> _Aim_
In the data below, locate each line with the word "zimug" and list it.

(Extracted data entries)
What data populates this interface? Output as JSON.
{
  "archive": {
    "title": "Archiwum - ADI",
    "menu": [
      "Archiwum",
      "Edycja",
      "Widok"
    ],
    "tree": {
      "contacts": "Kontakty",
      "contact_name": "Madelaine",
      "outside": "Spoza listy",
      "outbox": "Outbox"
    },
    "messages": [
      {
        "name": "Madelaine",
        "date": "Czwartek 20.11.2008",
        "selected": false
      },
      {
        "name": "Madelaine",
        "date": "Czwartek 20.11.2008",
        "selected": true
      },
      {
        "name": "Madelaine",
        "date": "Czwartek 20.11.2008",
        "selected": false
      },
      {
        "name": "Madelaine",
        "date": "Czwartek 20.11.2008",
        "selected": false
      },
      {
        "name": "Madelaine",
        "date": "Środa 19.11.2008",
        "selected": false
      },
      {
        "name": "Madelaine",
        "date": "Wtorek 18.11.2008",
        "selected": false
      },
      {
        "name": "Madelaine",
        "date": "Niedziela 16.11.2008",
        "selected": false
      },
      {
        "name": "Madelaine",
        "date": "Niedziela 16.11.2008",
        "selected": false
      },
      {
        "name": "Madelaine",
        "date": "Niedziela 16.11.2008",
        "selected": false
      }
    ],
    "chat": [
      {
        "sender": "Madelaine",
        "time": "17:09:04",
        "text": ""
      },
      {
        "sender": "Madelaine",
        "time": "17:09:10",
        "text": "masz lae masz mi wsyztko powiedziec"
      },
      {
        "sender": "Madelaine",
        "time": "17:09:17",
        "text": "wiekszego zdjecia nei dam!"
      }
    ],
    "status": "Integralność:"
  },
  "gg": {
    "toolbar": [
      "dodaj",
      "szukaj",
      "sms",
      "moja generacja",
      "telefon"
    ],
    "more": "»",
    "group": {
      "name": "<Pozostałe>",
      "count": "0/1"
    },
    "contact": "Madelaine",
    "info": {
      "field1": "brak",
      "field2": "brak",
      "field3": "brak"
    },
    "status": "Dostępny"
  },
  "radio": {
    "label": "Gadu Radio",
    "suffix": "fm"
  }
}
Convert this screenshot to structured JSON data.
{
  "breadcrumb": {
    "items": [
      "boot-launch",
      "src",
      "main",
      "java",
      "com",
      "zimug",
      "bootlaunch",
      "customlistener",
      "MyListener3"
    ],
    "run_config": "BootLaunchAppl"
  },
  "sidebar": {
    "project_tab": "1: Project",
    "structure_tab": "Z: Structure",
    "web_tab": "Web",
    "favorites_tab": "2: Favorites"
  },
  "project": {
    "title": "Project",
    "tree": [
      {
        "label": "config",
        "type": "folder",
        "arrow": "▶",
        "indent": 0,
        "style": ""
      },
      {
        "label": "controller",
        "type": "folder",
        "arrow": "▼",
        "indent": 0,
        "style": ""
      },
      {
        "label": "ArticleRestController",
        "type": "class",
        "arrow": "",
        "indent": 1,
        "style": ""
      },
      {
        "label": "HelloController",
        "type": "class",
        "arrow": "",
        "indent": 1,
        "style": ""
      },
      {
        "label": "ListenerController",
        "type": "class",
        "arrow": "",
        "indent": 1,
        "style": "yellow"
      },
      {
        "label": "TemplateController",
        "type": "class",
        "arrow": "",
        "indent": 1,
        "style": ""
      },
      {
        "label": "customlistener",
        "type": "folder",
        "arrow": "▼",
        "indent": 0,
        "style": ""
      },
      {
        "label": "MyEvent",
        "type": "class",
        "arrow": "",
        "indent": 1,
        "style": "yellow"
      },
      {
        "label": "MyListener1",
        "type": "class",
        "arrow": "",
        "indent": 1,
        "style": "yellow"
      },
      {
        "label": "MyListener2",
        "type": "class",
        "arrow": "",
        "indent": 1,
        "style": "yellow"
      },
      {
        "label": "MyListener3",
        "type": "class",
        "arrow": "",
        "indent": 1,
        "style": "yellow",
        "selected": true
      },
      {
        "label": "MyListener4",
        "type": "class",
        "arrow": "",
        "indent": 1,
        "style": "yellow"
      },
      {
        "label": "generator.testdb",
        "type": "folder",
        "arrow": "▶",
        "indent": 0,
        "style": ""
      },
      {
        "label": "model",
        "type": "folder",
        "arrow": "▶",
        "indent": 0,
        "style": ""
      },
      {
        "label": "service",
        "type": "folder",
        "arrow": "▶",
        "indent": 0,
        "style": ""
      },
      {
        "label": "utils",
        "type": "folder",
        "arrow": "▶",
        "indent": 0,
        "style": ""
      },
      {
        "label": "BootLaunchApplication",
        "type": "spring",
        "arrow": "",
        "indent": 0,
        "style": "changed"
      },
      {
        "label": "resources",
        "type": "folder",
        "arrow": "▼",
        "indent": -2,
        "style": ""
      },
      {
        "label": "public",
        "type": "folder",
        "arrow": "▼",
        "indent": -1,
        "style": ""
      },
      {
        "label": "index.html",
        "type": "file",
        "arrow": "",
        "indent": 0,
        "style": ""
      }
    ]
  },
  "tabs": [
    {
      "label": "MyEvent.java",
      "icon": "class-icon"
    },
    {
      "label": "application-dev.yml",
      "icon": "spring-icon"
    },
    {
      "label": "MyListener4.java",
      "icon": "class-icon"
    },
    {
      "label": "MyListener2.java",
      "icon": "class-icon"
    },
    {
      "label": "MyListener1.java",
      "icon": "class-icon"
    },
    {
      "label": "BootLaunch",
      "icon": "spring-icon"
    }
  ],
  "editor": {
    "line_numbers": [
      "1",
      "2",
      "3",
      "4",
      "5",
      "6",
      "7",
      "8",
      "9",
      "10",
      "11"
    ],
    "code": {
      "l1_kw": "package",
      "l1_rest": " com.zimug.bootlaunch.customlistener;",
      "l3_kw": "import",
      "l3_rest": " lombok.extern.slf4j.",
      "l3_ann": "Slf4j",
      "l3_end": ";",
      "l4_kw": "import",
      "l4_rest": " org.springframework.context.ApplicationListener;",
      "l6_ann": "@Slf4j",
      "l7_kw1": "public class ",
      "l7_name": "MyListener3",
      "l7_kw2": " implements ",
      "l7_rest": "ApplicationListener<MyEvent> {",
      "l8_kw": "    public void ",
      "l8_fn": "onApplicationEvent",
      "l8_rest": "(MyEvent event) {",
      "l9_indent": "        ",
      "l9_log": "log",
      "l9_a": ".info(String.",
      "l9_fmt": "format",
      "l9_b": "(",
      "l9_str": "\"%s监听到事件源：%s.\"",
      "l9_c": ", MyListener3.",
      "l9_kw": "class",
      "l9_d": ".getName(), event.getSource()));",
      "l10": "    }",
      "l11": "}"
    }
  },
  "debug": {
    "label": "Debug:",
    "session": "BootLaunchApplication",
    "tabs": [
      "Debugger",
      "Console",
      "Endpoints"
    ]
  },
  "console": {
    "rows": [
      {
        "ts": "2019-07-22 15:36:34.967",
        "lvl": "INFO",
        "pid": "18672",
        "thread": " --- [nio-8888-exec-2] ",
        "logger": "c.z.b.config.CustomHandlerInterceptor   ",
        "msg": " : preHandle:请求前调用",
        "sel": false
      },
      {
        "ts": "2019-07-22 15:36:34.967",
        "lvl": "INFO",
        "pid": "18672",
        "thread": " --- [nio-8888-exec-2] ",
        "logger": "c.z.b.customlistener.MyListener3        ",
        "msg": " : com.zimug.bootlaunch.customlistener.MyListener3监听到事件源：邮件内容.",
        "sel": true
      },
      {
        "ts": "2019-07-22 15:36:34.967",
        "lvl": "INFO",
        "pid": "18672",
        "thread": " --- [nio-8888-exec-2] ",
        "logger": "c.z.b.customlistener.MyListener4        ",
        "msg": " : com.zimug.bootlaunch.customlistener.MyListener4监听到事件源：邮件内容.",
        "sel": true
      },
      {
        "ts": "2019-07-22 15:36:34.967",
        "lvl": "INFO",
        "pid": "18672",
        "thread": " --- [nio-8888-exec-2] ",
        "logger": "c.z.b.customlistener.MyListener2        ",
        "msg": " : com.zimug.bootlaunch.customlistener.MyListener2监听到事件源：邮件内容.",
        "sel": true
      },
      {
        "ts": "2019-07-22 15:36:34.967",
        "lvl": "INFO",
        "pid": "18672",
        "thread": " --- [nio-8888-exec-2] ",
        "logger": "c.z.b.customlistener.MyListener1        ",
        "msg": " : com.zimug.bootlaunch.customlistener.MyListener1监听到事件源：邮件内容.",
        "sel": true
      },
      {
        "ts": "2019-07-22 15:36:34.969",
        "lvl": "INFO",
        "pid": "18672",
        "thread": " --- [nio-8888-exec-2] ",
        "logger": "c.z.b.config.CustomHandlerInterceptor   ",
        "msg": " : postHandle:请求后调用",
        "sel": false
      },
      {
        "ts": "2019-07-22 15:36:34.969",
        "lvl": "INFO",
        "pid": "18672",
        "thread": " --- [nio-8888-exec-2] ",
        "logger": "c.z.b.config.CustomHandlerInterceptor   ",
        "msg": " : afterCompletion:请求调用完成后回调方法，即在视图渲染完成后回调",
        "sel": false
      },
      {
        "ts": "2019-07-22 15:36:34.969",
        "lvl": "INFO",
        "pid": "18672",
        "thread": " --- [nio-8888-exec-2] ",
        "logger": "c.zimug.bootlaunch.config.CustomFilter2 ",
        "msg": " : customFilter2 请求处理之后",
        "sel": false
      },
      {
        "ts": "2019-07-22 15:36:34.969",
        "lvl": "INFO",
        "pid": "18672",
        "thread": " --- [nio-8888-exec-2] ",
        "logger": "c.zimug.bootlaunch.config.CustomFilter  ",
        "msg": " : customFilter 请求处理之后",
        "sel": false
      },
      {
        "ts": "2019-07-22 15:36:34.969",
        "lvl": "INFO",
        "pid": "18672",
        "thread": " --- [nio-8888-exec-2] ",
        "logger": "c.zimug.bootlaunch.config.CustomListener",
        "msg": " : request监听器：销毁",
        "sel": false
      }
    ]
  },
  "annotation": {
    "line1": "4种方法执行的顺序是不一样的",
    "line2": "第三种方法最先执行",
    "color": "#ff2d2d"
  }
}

> _Full response_
      "zimug",
      "l1_rest": " com.zimug.bootlaunch.customlistener;",
        "msg": " : com.zimug.bootlaunch.customlistener.MyListener3监听到事件源：邮件内容.",
        "msg": " : com.zimug.bootlaunch.customlistener.MyListener4监听到事件源：邮件内容.",
        "msg": " : com.zimug.bootlaunch.customlistener.MyListener2监听到事件源：邮件内容.",
        "msg": " : com.zimug.bootlaunch.customlistener.MyListener1监听到事件源：邮件内容.",
        "logger": "c.zimug.bootlaunch.config.CustomFilter2 ",
        "logger": "c.zimug.bootlaunch.config.CustomFilter  ",
        "logger": "c.zimug.bootlaunch.config.CustomListener",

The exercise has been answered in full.